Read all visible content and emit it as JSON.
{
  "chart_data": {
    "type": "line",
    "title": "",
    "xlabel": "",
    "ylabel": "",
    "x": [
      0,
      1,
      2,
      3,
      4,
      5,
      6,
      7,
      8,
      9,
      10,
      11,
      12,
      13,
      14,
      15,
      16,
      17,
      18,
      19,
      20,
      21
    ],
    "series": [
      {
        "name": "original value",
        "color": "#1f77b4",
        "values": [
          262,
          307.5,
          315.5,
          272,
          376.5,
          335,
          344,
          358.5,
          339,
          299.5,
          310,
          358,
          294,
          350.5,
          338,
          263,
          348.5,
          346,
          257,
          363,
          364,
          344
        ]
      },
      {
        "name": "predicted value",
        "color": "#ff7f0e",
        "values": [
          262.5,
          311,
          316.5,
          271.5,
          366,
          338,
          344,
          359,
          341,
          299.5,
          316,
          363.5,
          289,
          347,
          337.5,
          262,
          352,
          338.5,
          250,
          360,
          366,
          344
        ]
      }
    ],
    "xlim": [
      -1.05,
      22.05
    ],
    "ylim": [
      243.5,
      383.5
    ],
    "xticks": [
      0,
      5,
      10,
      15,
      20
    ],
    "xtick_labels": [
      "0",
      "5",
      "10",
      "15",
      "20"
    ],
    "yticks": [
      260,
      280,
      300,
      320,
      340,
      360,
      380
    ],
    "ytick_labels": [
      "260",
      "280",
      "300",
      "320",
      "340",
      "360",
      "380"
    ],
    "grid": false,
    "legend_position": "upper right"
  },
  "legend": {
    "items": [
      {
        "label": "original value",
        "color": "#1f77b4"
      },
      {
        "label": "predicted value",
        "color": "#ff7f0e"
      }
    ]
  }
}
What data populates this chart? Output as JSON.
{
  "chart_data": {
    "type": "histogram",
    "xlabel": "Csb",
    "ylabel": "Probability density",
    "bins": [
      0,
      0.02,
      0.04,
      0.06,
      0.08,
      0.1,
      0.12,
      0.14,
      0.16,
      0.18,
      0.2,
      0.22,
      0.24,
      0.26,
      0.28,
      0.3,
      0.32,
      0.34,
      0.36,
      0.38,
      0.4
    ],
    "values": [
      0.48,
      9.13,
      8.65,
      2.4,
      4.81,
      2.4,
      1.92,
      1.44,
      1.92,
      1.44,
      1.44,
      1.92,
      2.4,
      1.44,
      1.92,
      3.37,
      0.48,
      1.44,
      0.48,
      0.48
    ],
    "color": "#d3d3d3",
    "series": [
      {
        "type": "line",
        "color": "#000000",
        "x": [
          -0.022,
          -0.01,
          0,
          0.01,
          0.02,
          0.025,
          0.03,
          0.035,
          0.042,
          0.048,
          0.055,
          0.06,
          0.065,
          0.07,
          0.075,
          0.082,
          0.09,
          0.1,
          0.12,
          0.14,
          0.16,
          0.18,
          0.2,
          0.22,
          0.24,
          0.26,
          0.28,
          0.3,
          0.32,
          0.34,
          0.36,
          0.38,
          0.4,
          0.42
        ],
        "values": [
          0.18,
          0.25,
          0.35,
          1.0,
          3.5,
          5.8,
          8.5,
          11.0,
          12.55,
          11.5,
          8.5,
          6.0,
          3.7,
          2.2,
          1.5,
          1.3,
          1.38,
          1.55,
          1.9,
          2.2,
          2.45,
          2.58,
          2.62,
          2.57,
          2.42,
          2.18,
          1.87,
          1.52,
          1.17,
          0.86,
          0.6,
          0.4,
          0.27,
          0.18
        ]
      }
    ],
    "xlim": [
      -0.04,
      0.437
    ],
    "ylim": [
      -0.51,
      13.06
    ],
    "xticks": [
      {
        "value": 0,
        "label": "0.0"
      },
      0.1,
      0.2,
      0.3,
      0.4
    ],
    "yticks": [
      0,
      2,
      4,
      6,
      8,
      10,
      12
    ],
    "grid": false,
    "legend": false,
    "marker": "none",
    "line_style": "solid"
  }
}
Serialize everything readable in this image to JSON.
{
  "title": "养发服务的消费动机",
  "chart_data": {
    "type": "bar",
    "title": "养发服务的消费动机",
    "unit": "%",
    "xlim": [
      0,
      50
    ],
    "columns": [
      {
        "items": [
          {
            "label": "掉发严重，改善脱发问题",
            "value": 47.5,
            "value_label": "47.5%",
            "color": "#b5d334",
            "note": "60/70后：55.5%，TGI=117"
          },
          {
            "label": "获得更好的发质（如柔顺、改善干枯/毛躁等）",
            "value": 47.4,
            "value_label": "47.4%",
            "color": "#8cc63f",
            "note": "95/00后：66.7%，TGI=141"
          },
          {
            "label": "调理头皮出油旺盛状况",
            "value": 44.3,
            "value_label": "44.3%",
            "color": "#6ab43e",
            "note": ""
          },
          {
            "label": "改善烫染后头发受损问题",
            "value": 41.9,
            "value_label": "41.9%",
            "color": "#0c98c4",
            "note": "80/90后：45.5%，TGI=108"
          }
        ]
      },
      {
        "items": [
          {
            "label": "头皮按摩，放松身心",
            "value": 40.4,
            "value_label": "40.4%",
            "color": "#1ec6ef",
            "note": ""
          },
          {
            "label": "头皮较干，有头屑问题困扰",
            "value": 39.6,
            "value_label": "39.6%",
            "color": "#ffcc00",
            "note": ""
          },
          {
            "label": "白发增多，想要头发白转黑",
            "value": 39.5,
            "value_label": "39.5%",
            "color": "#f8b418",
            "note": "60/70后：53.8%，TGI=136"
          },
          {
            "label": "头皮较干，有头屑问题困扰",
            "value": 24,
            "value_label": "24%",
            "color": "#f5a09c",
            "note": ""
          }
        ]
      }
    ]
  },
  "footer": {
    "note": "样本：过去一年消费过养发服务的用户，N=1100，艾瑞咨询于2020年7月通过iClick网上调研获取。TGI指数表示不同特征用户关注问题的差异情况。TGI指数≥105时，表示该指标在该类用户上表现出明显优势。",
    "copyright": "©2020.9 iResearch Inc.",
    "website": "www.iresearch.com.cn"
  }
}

◆ Task goal ◆
Return all of the above records exactly, leaving no line out.

◆ Problem solution ◆
Read all visible content and emit it as JSON.
{
  "chart_data": {
    "type": "line",
    "title": "",
    "xlabel": "",
    "ylabel": "",
    "x": [
      0,
      1,
      2,
      3,
      4,
      5,
      6,
      7,
      8,
      9,
      10,
      11,
      12,
      13,
      14,
      15,
      16,
      17,
      18,
      19,
      20,
      21
    ],
    "series": [
      {
        "name": "original value",
        "color": "#1f77b4",
        "values": [
          262,
          307.5,
          315.5,
          272,
          376.5,
          335,
          344,
          358.5,
          339,
          299.5,
          310,
          358,
          294,
          350.5,
          338,
          263,
          348.5,
          346,
          257,
          363,
          364,
          344
        ]
      },
      {
        "name": "predicted value",
        "color": "#ff7f0e",
        "values": [
          262.5,
          311,
          316.5,
          271.5,
          366,
          338,
          344,
          359,
          341,
          299.5,
          316,
          363.5,
          289,
          347,
          337.5,
          262,
          352,
          338.5,
          250,
          360,
          366,
          344
        ]
      }
    ],
    "xlim": [
      -1.05,
      22.05
    ],
    "ylim": [
      243.5,
      383.5
    ],
    "xticks": [
      0,
      5,
      10,
      15,
      20
    ],
    "xtick_labels": [
      "0",
      "5",
      "10",
      "15",
      "20"
    ],
    "yticks": [
      260,
      280,
      300,
      320,
      340,
      360,
      380
    ],
    "ytick_labels": [
      "260",
      "280",
      "300",
      "320",
      "340",
      "360",
      "380"
    ],
    "grid": false,
    "legend_position": "upper right"
  },
  "legend": {
    "items": [
      {
        "label": "original value",
        "color": "#1f77b4"
      },
      {
        "label": "predicted value",
        "color": "#ff7f0e"
      }
    ]
  }
}
What data populates this chart? Output as JSON.
{
  "chart_data": {
    "type": "histogram",
    "xlabel": "Csb",
    "ylabel": "Probability density",
    "bins": [
      0,
      0.02,
      0.04,
      0.06,
      0.08,
      0.1,
      0.12,
      0.14,
      0.16,
      0.18,
      0.2,
      0.22,
      0.24,
      0.26,
      0.28,
      0.3,
      0.32,
      0.34,
      0.36,
      0.38,
      0.4
    ],
    "values": [
      0.48,
      9.13,
      8.65,
      2.4,
      4.81,
      2.4,
      1.92,
      1.44,
      1.92,
      1.44,
      1.44,
      1.92,
      2.4,
      1.44,
      1.92,
      3.37,
      0.48,
      1.44,
      0.48,
      0.48
    ],
    "color": "#d3d3d3",
    "series": [
      {
        "type": "line",
        "color": "#000000",
        "x": [
          -0.022,
          -0.01,
          0,
          0.01,
          0.02,
          0.025,
          0.03,
          0.035,
          0.042,
          0.048,
          0.055,
          0.06,
          0.065,
          0.07,
          0.075,
          0.082,
          0.09,
          0.1,
          0.12,
          0.14,
          0.16,
          0.18,
          0.2,
          0.22,
          0.24,
          0.26,
          0.28,
          0.3,
          0.32,
          0.34,
          0.36,
          0.38,
          0.4,
          0.42
        ],
        "values": [
          0.18,
          0.25,
          0.35,
          1.0,
          3.5,
          5.8,
          8.5,
          11.0,
          12.55,
          11.5,
          8.5,
          6.0,
          3.7,
          2.2,
          1.5,
          1.3,
          1.38,
          1.55,
          1.9,
          2.2,
          2.45,
          2.58,
          2.62,
          2.57,
          2.42,
          2.18,
          1.87,
          1.52,
          1.17,
          0.86,
          0.6,
          0.4,
          0.27,
          0.18
        ]
      }
    ],
    "xlim": [
      -0.04,
      0.437
    ],
    "ylim": [
      -0.51,
      13.06
    ],
    "xticks": [
      {
        "value": 0,
        "label": "0.0"
      },
      0.1,
      0.2,
      0.3,
      0.4
    ],
    "yticks": [
      0,
      2,
      4,
      6,
      8,
      10,
      12
    ],
    "grid": false,
    "legend": false,
    "marker": "none",
    "line_style": "solid"
  }
}
Serialize everything readable in this image to JSON.
{
  "title": "养发服务的消费动机",
  "chart_data": {
    "type": "bar",
    "title": "养发服务的消费动机",
    "unit": "%",
    "xlim": [
      0,
      50
    ],
    "columns": [
      {
        "items": [
          {
            "label": "掉发严重，改善脱发问题",
            "value": 47.5,
            "value_label": "47.5%",
            "color": "#b5d334",
            "note": "60/70后：55.5%，TGI=117"
          },
          {
            "label": "获得更好的发质（如柔顺、改善干枯/毛躁等）",
            "value": 47.4,
            "value_label": "47.4%",
            "color": "#8cc63f",
            "note": "95/00后：66.7%，TGI=141"
          },
          {
            "label": "调理头皮出油旺盛状况",
            "value": 44.3,
            "value_label": "44.3%",
            "color": "#6ab43e",
            "note": ""
          },
          {
            "label": "改善烫染后头发受损问题",
            "value": 41.9,
            "value_label": "41.9%",
            "color": "#0c98c4",
            "note": "80/90后：45.5%，TGI=108"
          }
        ]
      },
      {
        "items": [
          {
            "label": "头皮按摩，放松身心",
            "value": 40.4,
            "value_label": "40.4%",
            "color": "#1ec6ef",
            "note": ""
          },
          {
            "label": "头皮较干，有头屑问题困扰",
            "value": 39.6,
            "value_label": "39.6%",
            "color": "#ffcc00",
            "note": ""
          },
          {
            "label": "白发增多，想要头发白转黑",
            "value": 39.5,
            "value_label": "39.5%",
            "color": "#f8b418",
            "note": "60/70后：53.8%，TGI=136"
          },
          {
            "label": "头皮较干，有头屑问题困扰",
            "value": 24,
            "value_label": "24%",
            "color": "#f5a09c",
            "note": ""
          }
        ]
      }
    ]
  },
  "footer": {
    "note": "样本：过去一年消费过养发服务的用户，N=1100，艾瑞咨询于2020年7月通过iClick网上调研获取。TGI指数表示不同特征用户关注问题的差异情况。TGI指数≥105时，表示该指标在该类用户上表现出明显优势。",
    "copyright": "©2020.9 iResearch Inc.",
    "website": "www.iresearch.com.cn"
  }
}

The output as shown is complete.